* start Materials provided *

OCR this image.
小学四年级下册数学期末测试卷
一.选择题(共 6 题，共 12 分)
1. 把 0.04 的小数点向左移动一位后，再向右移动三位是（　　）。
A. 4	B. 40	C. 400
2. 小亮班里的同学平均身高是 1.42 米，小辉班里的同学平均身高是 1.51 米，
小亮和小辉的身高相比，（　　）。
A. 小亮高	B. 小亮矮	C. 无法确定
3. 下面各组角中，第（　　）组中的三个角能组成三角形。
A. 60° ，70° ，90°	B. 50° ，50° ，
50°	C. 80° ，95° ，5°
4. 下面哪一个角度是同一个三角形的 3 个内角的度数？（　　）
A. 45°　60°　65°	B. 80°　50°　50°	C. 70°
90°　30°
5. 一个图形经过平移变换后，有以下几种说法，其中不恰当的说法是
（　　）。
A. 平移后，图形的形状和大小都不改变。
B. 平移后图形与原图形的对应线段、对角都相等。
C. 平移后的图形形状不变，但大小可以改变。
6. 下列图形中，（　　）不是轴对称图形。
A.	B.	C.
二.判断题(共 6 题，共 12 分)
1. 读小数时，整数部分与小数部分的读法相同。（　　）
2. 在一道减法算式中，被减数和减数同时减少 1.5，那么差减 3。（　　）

* end Materials provided *

▸ Written exercise
Can you reproduce all the material exactly?

▸ Answer for the task
OCR this image.
小学四年级下册数学期末测试卷
一.选择题(共 6 题，共 12 分)
1. 把 0.04 的小数点向左移动一位后，再向右移动三位是（　　）。
A. 4	B. 40	C. 400
2. 小亮班里的同学平均身高是 1.42 米，小辉班里的同学平均身高是 1.51 米，
小亮和小辉的身高相比，（　　）。
A. 小亮高	B. 小亮矮	C. 无法确定
3. 下面各组角中，第（　　）组中的三个角能组成三角形。
A. 60° ，70° ，90°	B. 50° ，50° ，
50°	C. 80° ，95° ，5°
4. 下面哪一个角度是同一个三角形的 3 个内角的度数？（　　）
A. 45°　60°　65°	B. 80°　50°　50°	C. 70°
90°　30°
5. 一个图形经过平移变换后，有以下几种说法，其中不恰当的说法是
（　　）。
A. 平移后，图形的形状和大小都不改变。
B. 平移后图形与原图形的对应线段、对角都相等。
C. 平移后的图形形状不变，但大小可以改变。
6. 下列图形中，（　　）不是轴对称图形。
A.	B.	C.
二.判断题(共 6 题，共 12 分)
1. 读小数时，整数部分与小数部分的读法相同。（　　）
2. 在一道减法算式中，被减数和减数同时减少 1.5，那么差减 3。（　　）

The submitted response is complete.